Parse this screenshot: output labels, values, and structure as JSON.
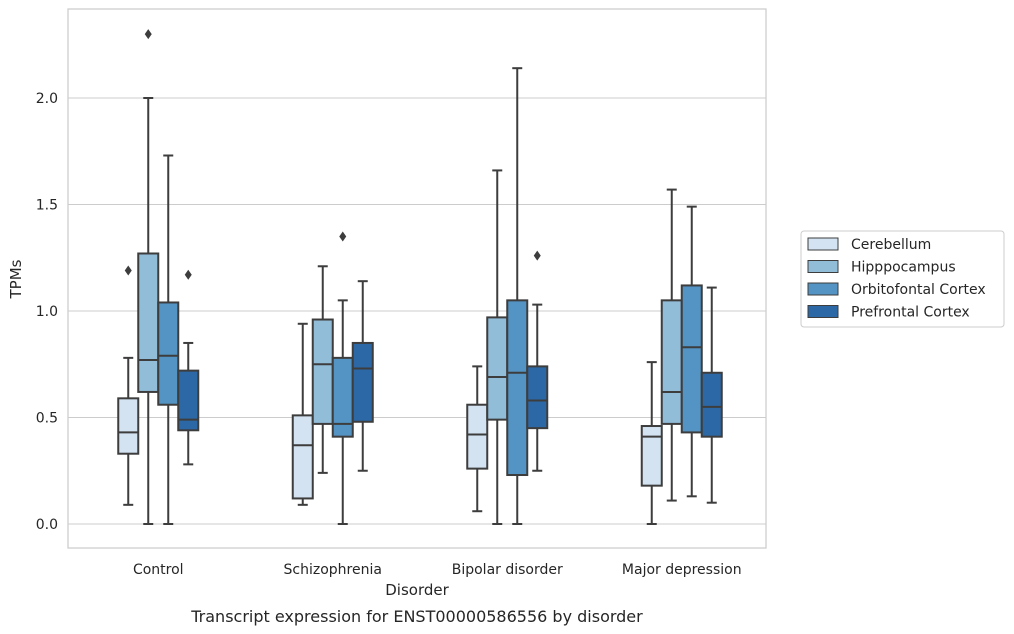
{
  "chart_data": {
    "type": "box",
    "title": "",
    "caption": "Transcript expression for ENST00000586556 by disorder",
    "xlabel": "Disorder",
    "ylabel": "TPMs",
    "ylim": [
      -0.11,
      2.41
    ],
    "yticks": [
      "0.0",
      "0.5",
      "1.0",
      "1.5",
      "2.0"
    ],
    "grid": "horizontal",
    "legend_position": "right",
    "categories": [
      "Control",
      "Schizophrenia",
      "Bipolar disorder",
      "Major depression"
    ],
    "series": [
      {
        "name": "Cerebellum",
        "color": "#d4e3f2",
        "boxes": [
          {
            "min": 0.09,
            "q1": 0.33,
            "median": 0.43,
            "q3": 0.59,
            "max": 0.78,
            "outliers": [
              1.19
            ]
          },
          {
            "min": 0.09,
            "q1": 0.12,
            "median": 0.37,
            "q3": 0.51,
            "max": 0.94,
            "outliers": []
          },
          {
            "min": 0.06,
            "q1": 0.26,
            "median": 0.42,
            "q3": 0.56,
            "max": 0.74,
            "outliers": []
          },
          {
            "min": 0.0,
            "q1": 0.18,
            "median": 0.41,
            "q3": 0.46,
            "max": 0.76,
            "outliers": []
          }
        ]
      },
      {
        "name": "Hipppocampus",
        "color": "#92bdd9",
        "boxes": [
          {
            "min": 0.0,
            "q1": 0.62,
            "median": 0.77,
            "q3": 1.27,
            "max": 2.0,
            "outliers": [
              2.3
            ]
          },
          {
            "min": 0.24,
            "q1": 0.47,
            "median": 0.75,
            "q3": 0.96,
            "max": 1.21,
            "outliers": []
          },
          {
            "min": 0.0,
            "q1": 0.49,
            "median": 0.69,
            "q3": 0.97,
            "max": 1.66,
            "outliers": []
          },
          {
            "min": 0.11,
            "q1": 0.47,
            "median": 0.62,
            "q3": 1.05,
            "max": 1.57,
            "outliers": []
          }
        ]
      },
      {
        "name": "Orbitofontal Cortex",
        "color": "#5394c4",
        "boxes": [
          {
            "min": 0.0,
            "q1": 0.56,
            "median": 0.79,
            "q3": 1.04,
            "max": 1.73,
            "outliers": []
          },
          {
            "min": 0.0,
            "q1": 0.41,
            "median": 0.47,
            "q3": 0.78,
            "max": 1.05,
            "outliers": [
              1.35
            ]
          },
          {
            "min": 0.0,
            "q1": 0.23,
            "median": 0.71,
            "q3": 1.05,
            "max": 2.14,
            "outliers": []
          },
          {
            "min": 0.13,
            "q1": 0.43,
            "median": 0.83,
            "q3": 1.12,
            "max": 1.49,
            "outliers": []
          }
        ]
      },
      {
        "name": "Prefrontal Cortex",
        "color": "#2c68a6",
        "boxes": [
          {
            "min": 0.28,
            "q1": 0.44,
            "median": 0.49,
            "q3": 0.72,
            "max": 0.85,
            "outliers": [
              1.17
            ]
          },
          {
            "min": 0.25,
            "q1": 0.48,
            "median": 0.73,
            "q3": 0.85,
            "max": 1.14,
            "outliers": []
          },
          {
            "min": 0.25,
            "q1": 0.45,
            "median": 0.58,
            "q3": 0.74,
            "max": 1.03,
            "outliers": [
              1.26
            ]
          },
          {
            "min": 0.1,
            "q1": 0.41,
            "median": 0.55,
            "q3": 0.71,
            "max": 1.11,
            "outliers": []
          }
        ]
      }
    ]
  }
}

Instructions for the task —
From the data above, copy out every line with the string "Cortex" in it.

Exercise output —
        "name": "Orbitofontal Cortex",
        "name": "Prefrontal Cortex",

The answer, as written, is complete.